----- Recorded information
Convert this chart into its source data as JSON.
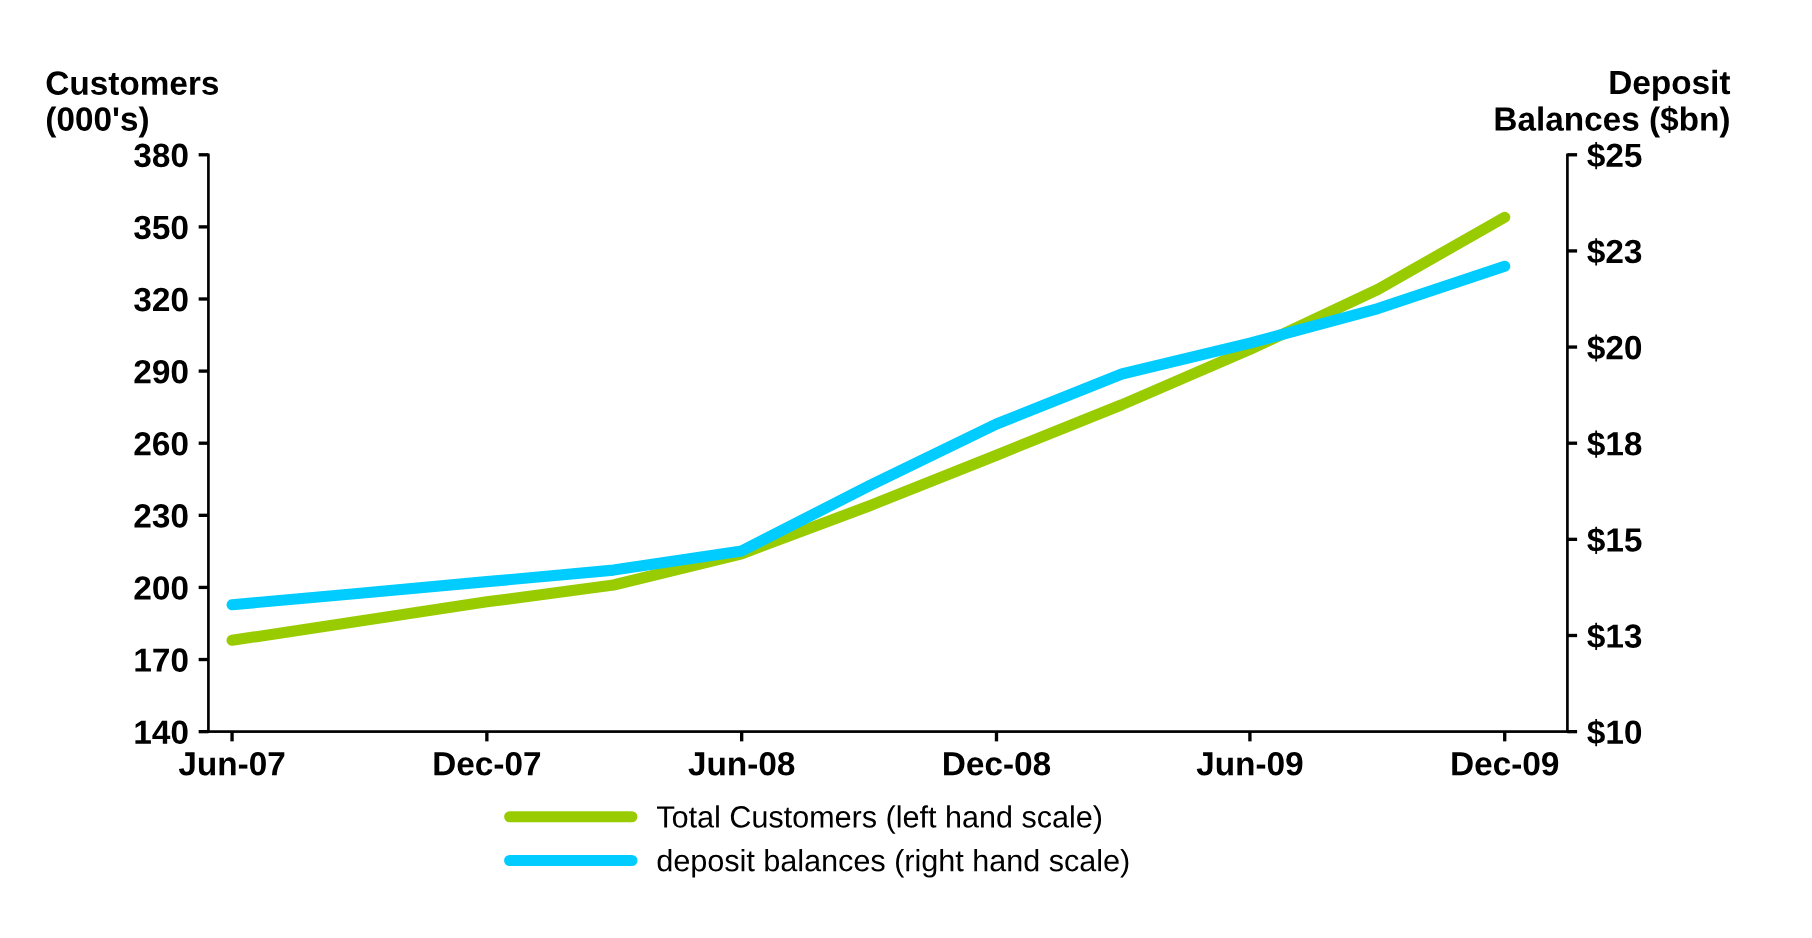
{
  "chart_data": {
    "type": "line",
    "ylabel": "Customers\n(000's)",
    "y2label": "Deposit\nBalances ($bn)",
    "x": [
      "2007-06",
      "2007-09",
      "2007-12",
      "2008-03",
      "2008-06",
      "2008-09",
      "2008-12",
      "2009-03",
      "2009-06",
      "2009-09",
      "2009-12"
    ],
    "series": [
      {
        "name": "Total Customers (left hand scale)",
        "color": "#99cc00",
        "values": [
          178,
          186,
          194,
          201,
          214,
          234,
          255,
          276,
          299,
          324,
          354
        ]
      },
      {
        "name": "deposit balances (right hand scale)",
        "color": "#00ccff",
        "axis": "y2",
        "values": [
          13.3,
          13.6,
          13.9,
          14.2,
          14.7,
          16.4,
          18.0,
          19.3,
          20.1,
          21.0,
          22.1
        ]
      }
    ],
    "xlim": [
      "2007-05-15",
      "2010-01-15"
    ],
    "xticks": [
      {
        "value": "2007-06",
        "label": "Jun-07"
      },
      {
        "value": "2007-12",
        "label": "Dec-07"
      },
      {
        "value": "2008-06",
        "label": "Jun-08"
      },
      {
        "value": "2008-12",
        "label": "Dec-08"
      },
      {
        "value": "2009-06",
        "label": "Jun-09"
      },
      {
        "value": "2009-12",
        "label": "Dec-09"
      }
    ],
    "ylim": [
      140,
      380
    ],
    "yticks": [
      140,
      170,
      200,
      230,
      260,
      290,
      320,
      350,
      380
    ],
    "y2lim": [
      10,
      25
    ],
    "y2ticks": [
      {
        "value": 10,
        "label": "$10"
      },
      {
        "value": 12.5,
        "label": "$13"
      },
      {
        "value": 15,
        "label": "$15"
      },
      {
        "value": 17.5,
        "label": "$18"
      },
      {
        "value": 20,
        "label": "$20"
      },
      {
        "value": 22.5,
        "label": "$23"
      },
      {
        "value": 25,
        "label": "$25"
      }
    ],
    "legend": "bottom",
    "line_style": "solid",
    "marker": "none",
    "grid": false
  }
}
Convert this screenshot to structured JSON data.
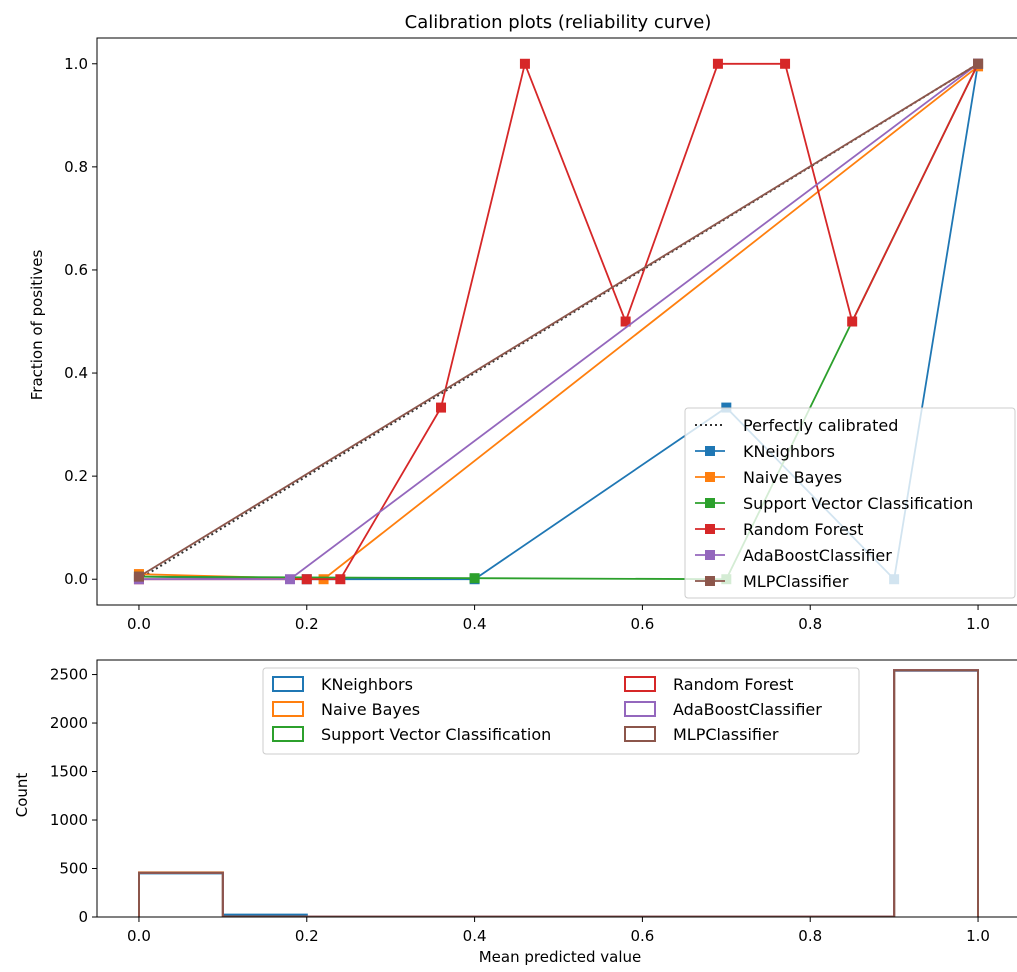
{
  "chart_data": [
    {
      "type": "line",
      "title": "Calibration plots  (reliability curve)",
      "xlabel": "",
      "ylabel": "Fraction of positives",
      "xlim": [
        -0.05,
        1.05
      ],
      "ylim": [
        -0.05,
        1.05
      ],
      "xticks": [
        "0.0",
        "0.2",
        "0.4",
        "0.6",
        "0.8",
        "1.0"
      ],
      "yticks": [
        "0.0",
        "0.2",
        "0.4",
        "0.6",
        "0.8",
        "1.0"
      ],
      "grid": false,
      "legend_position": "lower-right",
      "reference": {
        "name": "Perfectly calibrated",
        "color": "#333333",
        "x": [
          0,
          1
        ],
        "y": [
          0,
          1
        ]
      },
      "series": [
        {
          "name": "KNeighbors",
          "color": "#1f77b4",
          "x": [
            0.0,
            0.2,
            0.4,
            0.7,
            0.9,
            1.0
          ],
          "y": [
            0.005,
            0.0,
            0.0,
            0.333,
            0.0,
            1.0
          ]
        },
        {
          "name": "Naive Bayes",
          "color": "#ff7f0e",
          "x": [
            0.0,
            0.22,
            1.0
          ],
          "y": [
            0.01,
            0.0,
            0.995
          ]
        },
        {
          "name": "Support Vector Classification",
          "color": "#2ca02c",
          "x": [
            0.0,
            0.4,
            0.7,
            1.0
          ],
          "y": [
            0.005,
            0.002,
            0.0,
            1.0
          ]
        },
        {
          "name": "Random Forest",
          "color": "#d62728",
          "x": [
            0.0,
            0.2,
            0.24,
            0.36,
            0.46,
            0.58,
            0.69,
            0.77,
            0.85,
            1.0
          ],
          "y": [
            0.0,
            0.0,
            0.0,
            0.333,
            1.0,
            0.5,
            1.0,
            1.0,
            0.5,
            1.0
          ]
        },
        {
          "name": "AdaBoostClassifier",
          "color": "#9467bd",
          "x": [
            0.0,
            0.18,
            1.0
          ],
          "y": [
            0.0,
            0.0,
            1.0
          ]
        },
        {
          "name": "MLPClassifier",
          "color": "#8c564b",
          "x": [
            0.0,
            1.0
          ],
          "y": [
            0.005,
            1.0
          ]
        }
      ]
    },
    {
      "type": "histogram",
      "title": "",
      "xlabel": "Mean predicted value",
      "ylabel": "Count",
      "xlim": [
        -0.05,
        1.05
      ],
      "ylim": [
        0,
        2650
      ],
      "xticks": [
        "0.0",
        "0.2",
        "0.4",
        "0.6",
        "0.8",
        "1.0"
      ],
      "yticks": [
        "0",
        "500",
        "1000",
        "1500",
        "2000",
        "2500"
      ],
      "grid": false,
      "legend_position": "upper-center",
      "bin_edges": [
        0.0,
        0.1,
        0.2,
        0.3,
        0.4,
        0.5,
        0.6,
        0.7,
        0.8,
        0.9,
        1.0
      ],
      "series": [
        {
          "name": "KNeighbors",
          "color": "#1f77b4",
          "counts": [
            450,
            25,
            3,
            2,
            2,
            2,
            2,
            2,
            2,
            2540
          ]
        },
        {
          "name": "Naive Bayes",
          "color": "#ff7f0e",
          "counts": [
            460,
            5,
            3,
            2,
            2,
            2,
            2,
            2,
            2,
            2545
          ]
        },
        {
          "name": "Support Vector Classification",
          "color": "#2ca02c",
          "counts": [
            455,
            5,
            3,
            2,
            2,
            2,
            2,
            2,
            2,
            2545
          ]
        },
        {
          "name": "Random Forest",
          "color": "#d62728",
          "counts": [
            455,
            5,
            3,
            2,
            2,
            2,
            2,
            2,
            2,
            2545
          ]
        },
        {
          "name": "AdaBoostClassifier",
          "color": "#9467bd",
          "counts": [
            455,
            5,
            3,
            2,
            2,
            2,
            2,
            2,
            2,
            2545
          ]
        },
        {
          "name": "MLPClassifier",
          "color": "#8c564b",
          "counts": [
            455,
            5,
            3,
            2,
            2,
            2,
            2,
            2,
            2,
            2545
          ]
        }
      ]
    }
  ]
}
----------
What you should do: Return the records exactly. Don't carry the pictures over.

Answer to this task:
Convert this chart into its source data as JSON.
{
  "chart_data": {
    "type": "line",
    "ylabel": "Customers\n(000's)",
    "y2label": "Deposit\nBalances ($bn)",
    "x": [
      "2007-06",
      "2007-09",
      "2007-12",
      "2008-03",
      "2008-06",
      "2008-09",
      "2008-12",
      "2009-03",
      "2009-06",
      "2009-09",
      "2009-12"
    ],
    "series": [
      {
        "name": "Total Customers (left hand scale)",
        "color": "#99cc00",
        "values": [
          178,
          186,
          194,
          201,
          214,
          234,
          255,
          276,
          299,
          324,
          354
        ]
      },
      {
        "name": "deposit balances (right hand scale)",
        "color": "#00ccff",
        "axis": "y2",
        "values": [
          13.3,
          13.6,
          13.9,
          14.2,
          14.7,
          16.4,
          18.0,
          19.3,
          20.1,
          21.0,
          22.1
        ]
      }
    ],
    "xlim": [
      "2007-05-15",
      "2010-01-15"
    ],
    "xticks": [
      {
        "value": "2007-06",
        "label": "Jun-07"
      },
      {
        "value": "2007-12",
        "label": "Dec-07"
      },
      {
        "value": "2008-06",
        "label": "Jun-08"
      },
      {
        "value": "2008-12",
        "label": "Dec-08"
      },
      {
        "value": "2009-06",
        "label": "Jun-09"
      },
      {
        "value": "2009-12",
        "label": "Dec-09"
      }
    ],
    "ylim": [
      140,
      380
    ],
    "yticks": [
      140,
      170,
      200,
      230,
      260,
      290,
      320,
      350,
      380
    ],
    "y2lim": [
      10,
      25
    ],
    "y2ticks": [
      {
        "value": 10,
        "label": "$10"
      },
      {
        "value": 12.5,
        "label": "$13"
      },
      {
        "value": 15,
        "label": "$15"
      },
      {
        "value": 17.5,
        "label": "$18"
      },
      {
        "value": 20,
        "label": "$20"
      },
      {
        "value": 22.5,
        "label": "$23"
      },
      {
        "value": 25,
        "label": "$25"
      }
    ],
    "legend": "bottom",
    "line_style": "solid",
    "marker": "none",
    "grid": false
  }
}
Convert this screenshot to structured JSON data.
{
  "chart_data": [
    {
      "type": "line",
      "title": "Calibration plots  (reliability curve)",
      "xlabel": "",
      "ylabel": "Fraction of positives",
      "xlim": [
        -0.05,
        1.05
      ],
      "ylim": [
        -0.05,
        1.05
      ],
      "xticks": [
        "0.0",
        "0.2",
        "0.4",
        "0.6",
        "0.8",
        "1.0"
      ],
      "yticks": [
        "0.0",
        "0.2",
        "0.4",
        "0.6",
        "0.8",
        "1.0"
      ],
      "grid": false,
      "legend_position": "lower-right",
      "reference": {
        "name": "Perfectly calibrated",
        "color": "#333333",
        "x": [
          0,
          1
        ],
        "y": [
          0,
          1
        ]
      },
      "series": [
        {
          "name": "KNeighbors",
          "color": "#1f77b4",
          "x": [
            0.0,
            0.2,
            0.4,
            0.7,
            0.9,
            1.0
          ],
          "y": [
            0.005,
            0.0,
            0.0,
            0.333,
            0.0,
            1.0
          ]
        },
        {
          "name": "Naive Bayes",
          "color": "#ff7f0e",
          "x": [
            0.0,
            0.22,
            1.0
          ],
          "y": [
            0.01,
            0.0,
            0.995
          ]
        },
        {
          "name": "Support Vector Classification",
          "color": "#2ca02c",
          "x": [
            0.0,
            0.4,
            0.7,
            1.0
          ],
          "y": [
            0.005,
            0.002,
            0.0,
            1.0
          ]
        },
        {
          "name": "Random Forest",
          "color": "#d62728",
          "x": [
            0.0,
            0.2,
            0.24,
            0.36,
            0.46,
            0.58,
            0.69,
            0.77,
            0.85,
            1.0
          ],
          "y": [
            0.0,
            0.0,
            0.0,
            0.333,
            1.0,
            0.5,
            1.0,
            1.0,
            0.5,
            1.0
          ]
        },
        {
          "name": "AdaBoostClassifier",
          "color": "#9467bd",
          "x": [
            0.0,
            0.18,
            1.0
          ],
          "y": [
            0.0,
            0.0,
            1.0
          ]
        },
        {
          "name": "MLPClassifier",
          "color": "#8c564b",
          "x": [
            0.0,
            1.0
          ],
          "y": [
            0.005,
            1.0
          ]
        }
      ]
    },
    {
      "type": "histogram",
      "title": "",
      "xlabel": "Mean predicted value",
      "ylabel": "Count",
      "xlim": [
        -0.05,
        1.05
      ],
      "ylim": [
        0,
        2650
      ],
      "xticks": [
        "0.0",
        "0.2",
        "0.4",
        "0.6",
        "0.8",
        "1.0"
      ],
      "yticks": [
        "0",
        "500",
        "1000",
        "1500",
        "2000",
        "2500"
      ],
      "grid": false,
      "legend_position": "upper-center",
      "bin_edges": [
        0.0,
        0.1,
        0.2,
        0.3,
        0.4,
        0.5,
        0.6,
        0.7,
        0.8,
        0.9,
        1.0
      ],
      "series": [
        {
          "name": "KNeighbors",
          "color": "#1f77b4",
          "counts": [
            450,
            25,
            3,
            2,
            2,
            2,
            2,
            2,
            2,
            2540
          ]
        },
        {
          "name": "Naive Bayes",
          "color": "#ff7f0e",
          "counts": [
            460,
            5,
            3,
            2,
            2,
            2,
            2,
            2,
            2,
            2545
          ]
        },
        {
          "name": "Support Vector Classification",
          "color": "#2ca02c",
          "counts": [
            455,
            5,
            3,
            2,
            2,
            2,
            2,
            2,
            2,
            2545
          ]
        },
        {
          "name": "Random Forest",
          "color": "#d62728",
          "counts": [
            455,
            5,
            3,
            2,
            2,
            2,
            2,
            2,
            2,
            2545
          ]
        },
        {
          "name": "AdaBoostClassifier",
          "color": "#9467bd",
          "counts": [
            455,
            5,
            3,
            2,
            2,
            2,
            2,
            2,
            2,
            2545
          ]
        },
        {
          "name": "MLPClassifier",
          "color": "#8c564b",
          "counts": [
            455,
            5,
            3,
            2,
            2,
            2,
            2,
            2,
            2,
            2545
          ]
        }
      ]
    }
  ]
}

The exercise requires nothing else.